▸ **TASK**: State only how many lines below include the string "this".

[Figure data in JSON]
==============================

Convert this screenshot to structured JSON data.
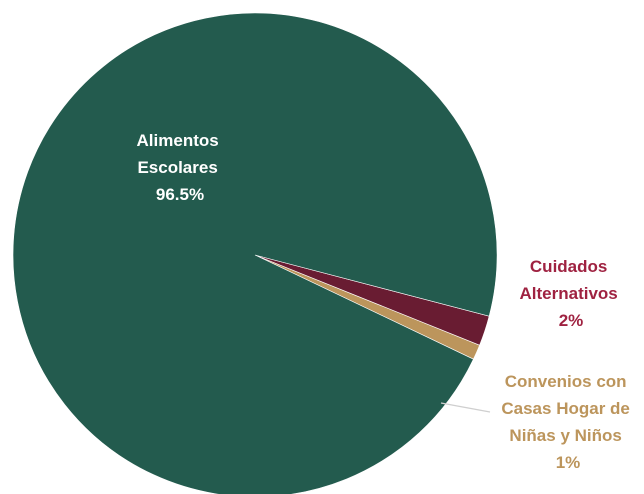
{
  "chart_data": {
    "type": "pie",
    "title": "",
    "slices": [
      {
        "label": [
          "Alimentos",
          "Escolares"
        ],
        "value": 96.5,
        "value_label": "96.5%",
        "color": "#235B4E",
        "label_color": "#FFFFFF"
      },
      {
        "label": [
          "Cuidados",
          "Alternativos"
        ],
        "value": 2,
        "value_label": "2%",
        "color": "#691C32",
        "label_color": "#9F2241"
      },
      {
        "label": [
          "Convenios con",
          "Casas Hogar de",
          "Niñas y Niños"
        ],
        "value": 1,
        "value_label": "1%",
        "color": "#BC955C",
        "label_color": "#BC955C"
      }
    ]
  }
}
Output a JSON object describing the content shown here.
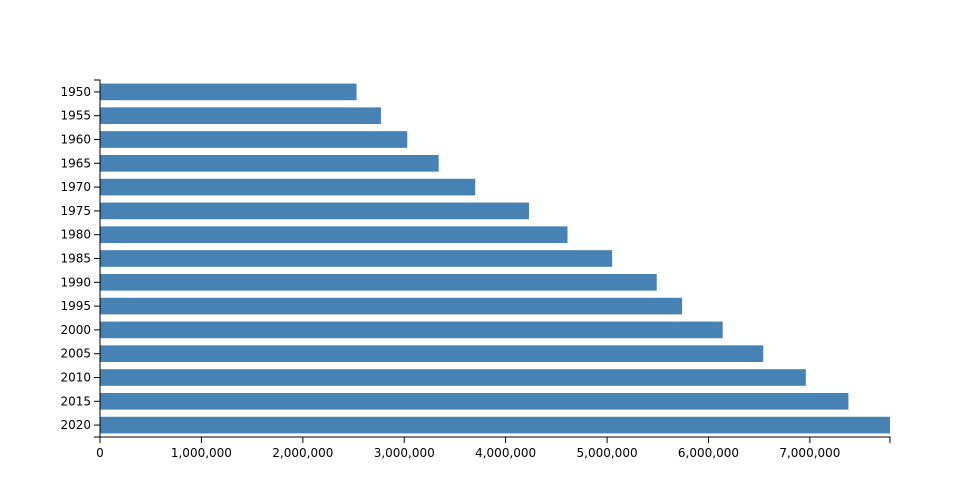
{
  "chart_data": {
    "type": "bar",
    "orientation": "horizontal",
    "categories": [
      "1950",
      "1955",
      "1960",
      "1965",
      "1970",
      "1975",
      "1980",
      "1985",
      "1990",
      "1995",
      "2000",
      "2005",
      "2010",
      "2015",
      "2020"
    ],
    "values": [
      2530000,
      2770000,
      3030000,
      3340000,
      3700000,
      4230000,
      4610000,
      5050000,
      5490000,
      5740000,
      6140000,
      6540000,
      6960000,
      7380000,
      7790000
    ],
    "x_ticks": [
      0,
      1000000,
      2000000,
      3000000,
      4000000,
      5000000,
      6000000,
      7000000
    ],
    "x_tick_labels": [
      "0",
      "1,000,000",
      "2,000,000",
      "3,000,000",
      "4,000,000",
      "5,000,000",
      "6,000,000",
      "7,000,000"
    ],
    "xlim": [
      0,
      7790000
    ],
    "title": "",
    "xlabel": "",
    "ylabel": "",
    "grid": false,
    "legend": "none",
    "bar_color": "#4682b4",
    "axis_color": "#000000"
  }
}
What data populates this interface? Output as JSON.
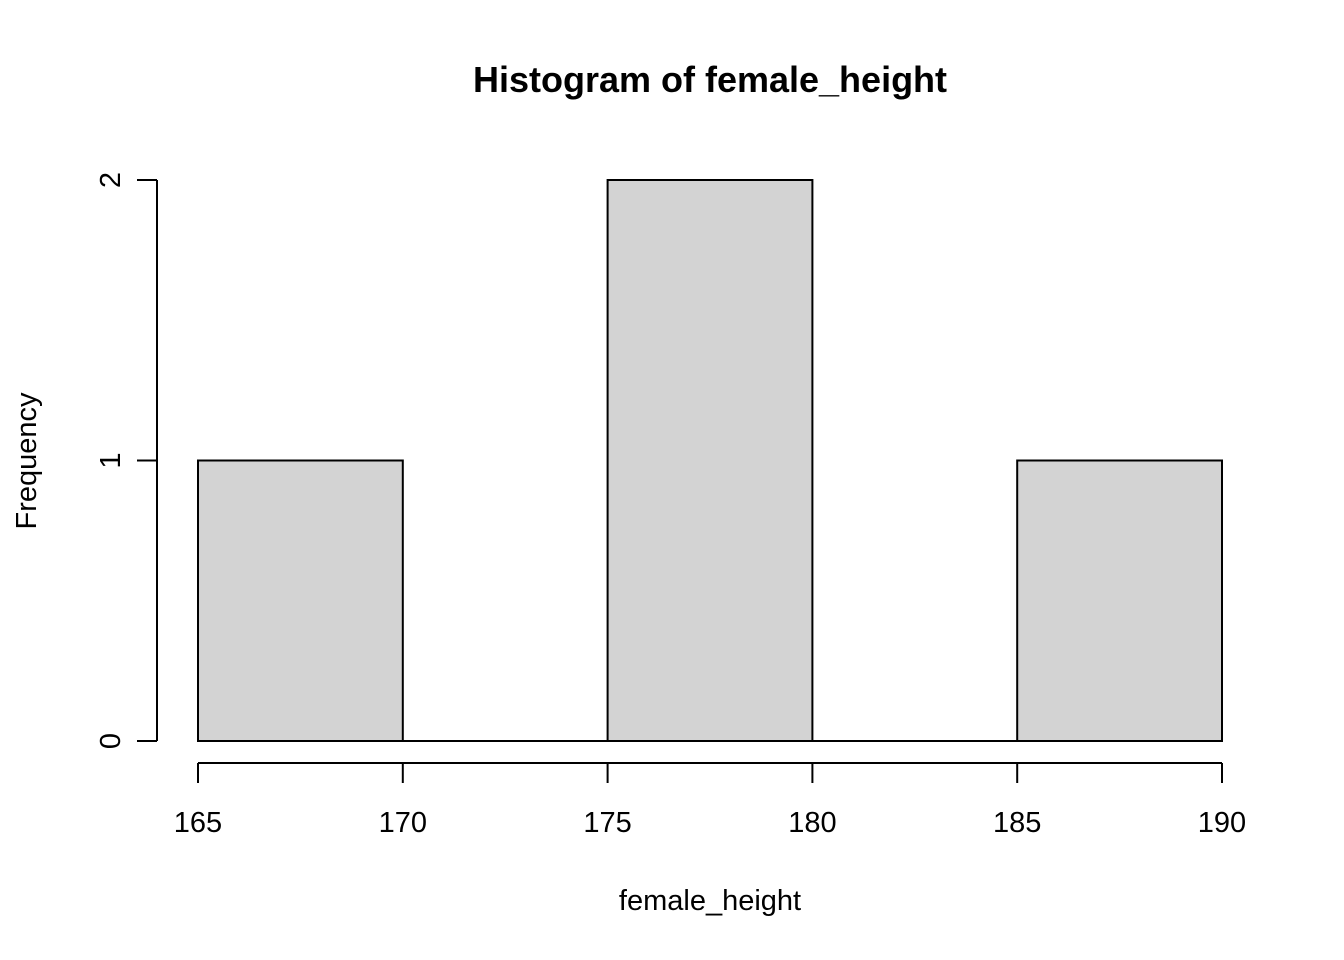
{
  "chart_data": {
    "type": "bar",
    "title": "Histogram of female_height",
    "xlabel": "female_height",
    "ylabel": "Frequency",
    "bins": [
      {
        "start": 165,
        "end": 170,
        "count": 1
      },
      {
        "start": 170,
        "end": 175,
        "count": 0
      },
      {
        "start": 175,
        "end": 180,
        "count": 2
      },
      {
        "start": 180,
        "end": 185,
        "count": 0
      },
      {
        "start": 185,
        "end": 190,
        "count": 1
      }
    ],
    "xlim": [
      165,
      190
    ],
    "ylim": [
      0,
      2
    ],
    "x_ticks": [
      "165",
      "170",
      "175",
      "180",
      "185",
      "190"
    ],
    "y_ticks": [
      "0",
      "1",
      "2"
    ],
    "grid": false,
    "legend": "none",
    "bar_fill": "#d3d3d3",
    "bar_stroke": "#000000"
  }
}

==============================

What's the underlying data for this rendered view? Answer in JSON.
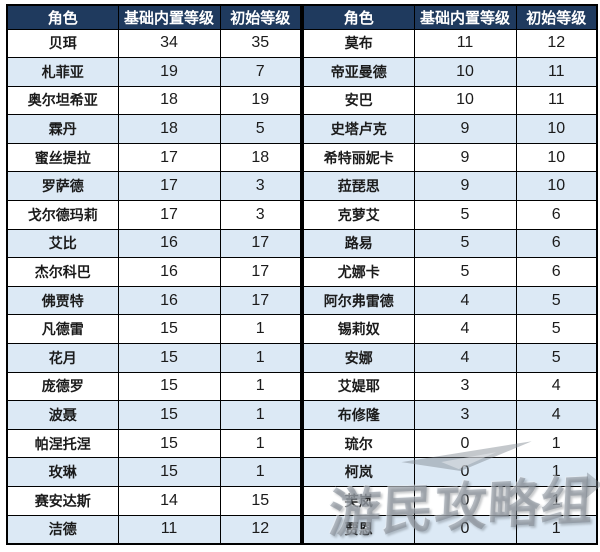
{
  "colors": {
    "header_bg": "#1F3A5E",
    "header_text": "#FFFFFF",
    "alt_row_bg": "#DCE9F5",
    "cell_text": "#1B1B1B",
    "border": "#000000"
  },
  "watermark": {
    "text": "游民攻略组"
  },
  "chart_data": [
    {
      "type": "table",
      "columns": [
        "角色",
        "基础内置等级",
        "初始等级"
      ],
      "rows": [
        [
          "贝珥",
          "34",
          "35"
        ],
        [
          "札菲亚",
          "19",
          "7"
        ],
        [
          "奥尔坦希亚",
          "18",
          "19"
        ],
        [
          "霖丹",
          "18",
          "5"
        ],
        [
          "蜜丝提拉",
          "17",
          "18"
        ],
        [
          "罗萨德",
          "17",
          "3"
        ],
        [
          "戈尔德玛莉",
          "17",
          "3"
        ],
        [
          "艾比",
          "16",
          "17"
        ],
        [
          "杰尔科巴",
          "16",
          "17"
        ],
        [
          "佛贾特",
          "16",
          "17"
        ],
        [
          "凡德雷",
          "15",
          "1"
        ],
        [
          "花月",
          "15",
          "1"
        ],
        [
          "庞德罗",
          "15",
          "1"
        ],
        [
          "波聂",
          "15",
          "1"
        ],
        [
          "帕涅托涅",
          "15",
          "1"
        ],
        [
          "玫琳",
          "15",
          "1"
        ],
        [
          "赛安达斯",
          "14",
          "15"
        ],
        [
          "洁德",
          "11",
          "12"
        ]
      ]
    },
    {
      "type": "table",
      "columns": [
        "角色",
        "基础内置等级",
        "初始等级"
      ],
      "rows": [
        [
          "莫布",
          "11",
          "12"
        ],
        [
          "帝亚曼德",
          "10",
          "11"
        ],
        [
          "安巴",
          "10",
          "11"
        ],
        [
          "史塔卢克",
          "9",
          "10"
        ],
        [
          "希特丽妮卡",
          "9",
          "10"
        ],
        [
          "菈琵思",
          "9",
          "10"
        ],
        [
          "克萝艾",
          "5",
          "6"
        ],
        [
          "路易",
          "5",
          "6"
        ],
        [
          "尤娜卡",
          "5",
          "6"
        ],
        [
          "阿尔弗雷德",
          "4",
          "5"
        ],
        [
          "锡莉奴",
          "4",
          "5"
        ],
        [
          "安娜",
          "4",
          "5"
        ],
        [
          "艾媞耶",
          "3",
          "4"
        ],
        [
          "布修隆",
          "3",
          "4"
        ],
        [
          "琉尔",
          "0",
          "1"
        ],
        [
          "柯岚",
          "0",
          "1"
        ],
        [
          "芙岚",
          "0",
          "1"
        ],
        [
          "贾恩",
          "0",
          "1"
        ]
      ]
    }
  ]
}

==============================

▸ **WRITTEN ANSWER**: 3